» **The task**: Repeat the records from their start through the line containing "top5-title: Top 5", both ends included, and give nothing else.

[Collected data]

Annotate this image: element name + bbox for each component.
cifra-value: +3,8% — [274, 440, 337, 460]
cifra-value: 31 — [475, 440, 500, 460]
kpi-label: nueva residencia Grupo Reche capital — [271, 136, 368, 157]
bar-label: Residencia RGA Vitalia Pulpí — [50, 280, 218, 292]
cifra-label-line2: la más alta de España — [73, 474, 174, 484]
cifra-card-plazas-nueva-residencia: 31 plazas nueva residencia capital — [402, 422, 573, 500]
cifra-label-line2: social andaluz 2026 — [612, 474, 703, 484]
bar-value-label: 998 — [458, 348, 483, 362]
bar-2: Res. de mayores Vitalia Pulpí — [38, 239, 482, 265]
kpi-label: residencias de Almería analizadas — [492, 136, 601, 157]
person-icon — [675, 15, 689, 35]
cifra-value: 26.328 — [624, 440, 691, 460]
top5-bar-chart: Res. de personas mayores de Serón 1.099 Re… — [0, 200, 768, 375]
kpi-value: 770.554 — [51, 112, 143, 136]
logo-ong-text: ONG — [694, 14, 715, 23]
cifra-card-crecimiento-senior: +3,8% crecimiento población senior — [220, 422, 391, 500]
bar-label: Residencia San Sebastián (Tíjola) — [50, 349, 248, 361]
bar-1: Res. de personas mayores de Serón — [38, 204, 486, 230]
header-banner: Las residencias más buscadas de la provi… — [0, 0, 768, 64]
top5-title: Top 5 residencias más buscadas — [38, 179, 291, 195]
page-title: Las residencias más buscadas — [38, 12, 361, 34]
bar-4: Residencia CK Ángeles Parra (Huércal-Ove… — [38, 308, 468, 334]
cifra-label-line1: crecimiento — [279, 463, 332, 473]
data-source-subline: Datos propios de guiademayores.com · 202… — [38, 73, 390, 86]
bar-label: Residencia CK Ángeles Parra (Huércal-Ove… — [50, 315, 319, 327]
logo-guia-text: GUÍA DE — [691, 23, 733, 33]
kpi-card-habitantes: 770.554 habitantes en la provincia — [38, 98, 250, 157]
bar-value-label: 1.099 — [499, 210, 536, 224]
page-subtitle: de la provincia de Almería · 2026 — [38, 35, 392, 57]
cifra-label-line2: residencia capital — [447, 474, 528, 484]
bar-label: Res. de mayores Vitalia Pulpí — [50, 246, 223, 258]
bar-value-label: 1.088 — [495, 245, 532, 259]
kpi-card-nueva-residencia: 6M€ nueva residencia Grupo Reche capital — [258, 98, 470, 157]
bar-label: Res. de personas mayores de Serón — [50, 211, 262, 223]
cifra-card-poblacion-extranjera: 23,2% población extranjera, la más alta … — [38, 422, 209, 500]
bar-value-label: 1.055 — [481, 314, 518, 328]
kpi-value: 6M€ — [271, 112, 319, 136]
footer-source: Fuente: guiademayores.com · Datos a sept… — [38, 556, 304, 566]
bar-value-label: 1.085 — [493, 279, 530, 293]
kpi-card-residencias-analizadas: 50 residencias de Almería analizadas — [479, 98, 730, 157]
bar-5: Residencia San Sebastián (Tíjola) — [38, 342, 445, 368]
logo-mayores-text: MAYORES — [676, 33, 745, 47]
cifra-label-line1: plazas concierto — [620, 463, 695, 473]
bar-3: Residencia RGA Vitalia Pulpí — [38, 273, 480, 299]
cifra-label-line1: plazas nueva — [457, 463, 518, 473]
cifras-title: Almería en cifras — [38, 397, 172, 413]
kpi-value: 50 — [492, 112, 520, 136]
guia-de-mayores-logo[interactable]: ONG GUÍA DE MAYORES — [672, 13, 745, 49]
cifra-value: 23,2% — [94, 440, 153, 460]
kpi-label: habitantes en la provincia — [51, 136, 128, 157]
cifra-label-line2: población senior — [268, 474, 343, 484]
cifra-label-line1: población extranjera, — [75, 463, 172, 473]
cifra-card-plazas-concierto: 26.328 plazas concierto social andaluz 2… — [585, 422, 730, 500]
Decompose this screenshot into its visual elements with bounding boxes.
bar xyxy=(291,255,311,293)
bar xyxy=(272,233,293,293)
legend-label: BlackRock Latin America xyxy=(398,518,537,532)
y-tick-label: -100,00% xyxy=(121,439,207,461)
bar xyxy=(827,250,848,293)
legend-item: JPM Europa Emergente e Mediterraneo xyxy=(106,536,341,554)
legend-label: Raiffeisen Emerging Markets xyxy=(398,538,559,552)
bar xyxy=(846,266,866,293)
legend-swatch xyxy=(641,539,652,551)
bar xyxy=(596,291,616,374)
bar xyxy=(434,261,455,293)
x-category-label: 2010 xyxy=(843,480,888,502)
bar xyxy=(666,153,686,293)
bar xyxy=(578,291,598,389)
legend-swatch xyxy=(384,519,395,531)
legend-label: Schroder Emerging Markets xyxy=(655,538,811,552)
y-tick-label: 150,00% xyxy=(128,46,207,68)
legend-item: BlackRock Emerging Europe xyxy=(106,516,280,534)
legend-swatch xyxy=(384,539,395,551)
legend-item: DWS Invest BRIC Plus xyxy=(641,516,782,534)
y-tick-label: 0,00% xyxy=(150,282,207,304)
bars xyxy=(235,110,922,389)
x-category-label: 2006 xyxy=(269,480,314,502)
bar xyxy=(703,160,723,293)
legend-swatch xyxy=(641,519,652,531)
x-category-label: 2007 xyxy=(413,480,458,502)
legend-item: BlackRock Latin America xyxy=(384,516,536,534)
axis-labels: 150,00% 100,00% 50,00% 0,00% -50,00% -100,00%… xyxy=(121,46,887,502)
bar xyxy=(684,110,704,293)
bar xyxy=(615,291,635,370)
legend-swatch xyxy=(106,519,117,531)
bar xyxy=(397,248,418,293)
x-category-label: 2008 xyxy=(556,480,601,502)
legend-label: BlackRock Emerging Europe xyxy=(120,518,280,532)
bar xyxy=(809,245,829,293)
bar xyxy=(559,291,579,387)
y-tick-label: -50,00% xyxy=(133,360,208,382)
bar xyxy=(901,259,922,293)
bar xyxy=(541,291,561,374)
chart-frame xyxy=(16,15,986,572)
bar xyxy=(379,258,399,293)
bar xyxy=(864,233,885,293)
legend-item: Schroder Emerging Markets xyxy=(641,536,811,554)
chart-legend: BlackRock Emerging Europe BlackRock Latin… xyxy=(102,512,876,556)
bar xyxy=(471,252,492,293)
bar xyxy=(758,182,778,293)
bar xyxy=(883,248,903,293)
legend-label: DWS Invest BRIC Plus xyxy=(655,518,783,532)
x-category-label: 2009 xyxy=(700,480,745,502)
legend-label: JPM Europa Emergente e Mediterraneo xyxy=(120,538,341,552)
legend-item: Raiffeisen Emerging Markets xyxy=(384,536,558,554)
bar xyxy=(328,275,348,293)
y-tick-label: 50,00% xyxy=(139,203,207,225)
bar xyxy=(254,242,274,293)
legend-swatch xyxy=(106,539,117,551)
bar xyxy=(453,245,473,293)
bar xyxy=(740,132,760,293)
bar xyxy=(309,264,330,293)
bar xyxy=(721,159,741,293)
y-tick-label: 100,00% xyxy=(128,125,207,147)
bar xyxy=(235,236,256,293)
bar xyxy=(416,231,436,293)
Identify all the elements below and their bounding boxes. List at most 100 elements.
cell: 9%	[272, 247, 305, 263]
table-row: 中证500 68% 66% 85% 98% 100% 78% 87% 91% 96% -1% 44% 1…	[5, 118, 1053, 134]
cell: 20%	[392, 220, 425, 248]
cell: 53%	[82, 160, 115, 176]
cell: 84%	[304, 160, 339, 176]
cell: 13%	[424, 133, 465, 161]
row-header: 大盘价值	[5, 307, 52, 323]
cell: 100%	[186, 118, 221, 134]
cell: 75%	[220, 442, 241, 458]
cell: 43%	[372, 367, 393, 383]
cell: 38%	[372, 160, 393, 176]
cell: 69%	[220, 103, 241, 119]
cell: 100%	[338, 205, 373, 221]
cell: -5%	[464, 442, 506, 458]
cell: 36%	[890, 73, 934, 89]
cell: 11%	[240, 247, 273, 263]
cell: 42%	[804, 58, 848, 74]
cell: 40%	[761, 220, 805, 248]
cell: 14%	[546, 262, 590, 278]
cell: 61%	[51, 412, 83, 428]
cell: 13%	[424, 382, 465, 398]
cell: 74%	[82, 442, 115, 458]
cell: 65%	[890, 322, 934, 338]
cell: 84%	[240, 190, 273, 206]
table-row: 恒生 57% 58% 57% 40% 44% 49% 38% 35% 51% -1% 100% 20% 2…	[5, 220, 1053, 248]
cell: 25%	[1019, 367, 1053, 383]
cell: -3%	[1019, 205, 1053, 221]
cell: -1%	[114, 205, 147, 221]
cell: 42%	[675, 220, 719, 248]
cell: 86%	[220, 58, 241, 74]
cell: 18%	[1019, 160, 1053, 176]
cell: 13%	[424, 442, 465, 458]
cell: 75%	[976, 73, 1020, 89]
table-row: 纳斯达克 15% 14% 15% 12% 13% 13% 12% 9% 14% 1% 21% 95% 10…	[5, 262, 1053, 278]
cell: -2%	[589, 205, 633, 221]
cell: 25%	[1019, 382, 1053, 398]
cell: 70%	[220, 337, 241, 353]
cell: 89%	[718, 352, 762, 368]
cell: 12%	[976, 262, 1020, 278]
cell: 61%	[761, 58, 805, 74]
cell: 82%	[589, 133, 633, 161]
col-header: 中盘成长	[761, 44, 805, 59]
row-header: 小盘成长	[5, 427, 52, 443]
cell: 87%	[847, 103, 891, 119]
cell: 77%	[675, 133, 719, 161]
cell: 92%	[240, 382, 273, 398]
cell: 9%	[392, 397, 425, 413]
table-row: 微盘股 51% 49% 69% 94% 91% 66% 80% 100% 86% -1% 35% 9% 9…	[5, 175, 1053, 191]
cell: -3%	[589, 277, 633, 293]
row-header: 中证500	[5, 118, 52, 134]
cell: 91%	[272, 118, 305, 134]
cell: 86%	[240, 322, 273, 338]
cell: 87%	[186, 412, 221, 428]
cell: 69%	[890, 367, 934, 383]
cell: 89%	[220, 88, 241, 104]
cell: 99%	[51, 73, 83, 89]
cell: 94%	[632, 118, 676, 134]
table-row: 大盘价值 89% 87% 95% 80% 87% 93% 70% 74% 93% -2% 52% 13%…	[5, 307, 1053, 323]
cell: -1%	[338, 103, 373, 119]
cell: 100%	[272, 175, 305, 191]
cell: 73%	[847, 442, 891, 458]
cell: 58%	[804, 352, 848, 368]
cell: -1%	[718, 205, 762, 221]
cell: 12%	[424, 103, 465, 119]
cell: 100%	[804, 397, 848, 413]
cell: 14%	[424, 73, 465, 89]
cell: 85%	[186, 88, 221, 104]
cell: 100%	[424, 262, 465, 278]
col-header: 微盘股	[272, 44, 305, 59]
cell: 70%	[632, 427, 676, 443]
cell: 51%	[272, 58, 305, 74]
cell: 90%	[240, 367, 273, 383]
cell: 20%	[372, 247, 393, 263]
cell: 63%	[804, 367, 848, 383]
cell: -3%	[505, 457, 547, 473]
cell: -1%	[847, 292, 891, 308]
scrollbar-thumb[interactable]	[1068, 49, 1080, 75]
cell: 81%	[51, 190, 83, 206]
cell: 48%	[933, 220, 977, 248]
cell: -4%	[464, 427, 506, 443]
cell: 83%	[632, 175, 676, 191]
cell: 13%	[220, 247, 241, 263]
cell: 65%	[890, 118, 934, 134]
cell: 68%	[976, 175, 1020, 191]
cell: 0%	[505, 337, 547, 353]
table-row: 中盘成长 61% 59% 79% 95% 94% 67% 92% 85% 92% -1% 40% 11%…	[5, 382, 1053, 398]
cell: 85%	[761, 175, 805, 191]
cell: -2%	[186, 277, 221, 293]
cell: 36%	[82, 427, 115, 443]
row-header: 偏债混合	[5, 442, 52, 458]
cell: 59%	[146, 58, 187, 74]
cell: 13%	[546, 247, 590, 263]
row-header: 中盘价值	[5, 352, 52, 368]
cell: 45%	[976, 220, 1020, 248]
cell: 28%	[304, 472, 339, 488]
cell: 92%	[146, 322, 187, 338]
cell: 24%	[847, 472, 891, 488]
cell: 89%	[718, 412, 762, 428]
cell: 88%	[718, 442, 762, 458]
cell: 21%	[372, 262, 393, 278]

» **Answer to the task**:
Annotate this image: element name + bbox for each component.
cifra-value: +3,8% — [274, 440, 337, 460]
cifra-value: 31 — [475, 440, 500, 460]
kpi-label: nueva residencia Grupo Reche capital — [271, 136, 368, 157]
bar-label: Residencia RGA Vitalia Pulpí — [50, 280, 218, 292]
cifra-label-line2: la más alta de España — [73, 474, 174, 484]
cifra-card-plazas-nueva-residencia: 31 plazas nueva residencia capital — [402, 422, 573, 500]
cifra-label-line2: social andaluz 2026 — [612, 474, 703, 484]
bar-value-label: 998 — [458, 348, 483, 362]
bar-2: Res. de mayores Vitalia Pulpí — [38, 239, 482, 265]
kpi-label: residencias de Almería analizadas — [492, 136, 601, 157]
person-icon — [675, 15, 689, 35]
cifra-value: 26.328 — [624, 440, 691, 460]
top5-bar-chart: Res. de personas mayores de Serón 1.099 Re… — [0, 200, 768, 375]
kpi-value: 770.554 — [51, 112, 143, 136]
logo-ong-text: ONG — [694, 14, 715, 23]
cifra-card-crecimiento-senior: +3,8% crecimiento población senior — [220, 422, 391, 500]
bar-label: Residencia San Sebastián (Tíjola) — [50, 349, 248, 361]
bar-1: Res. de personas mayores de Serón — [38, 204, 486, 230]
header-banner: Las residencias más buscadas de la provi… — [0, 0, 768, 64]
top5-title: Top 5 residencias más buscadas — [38, 179, 291, 195]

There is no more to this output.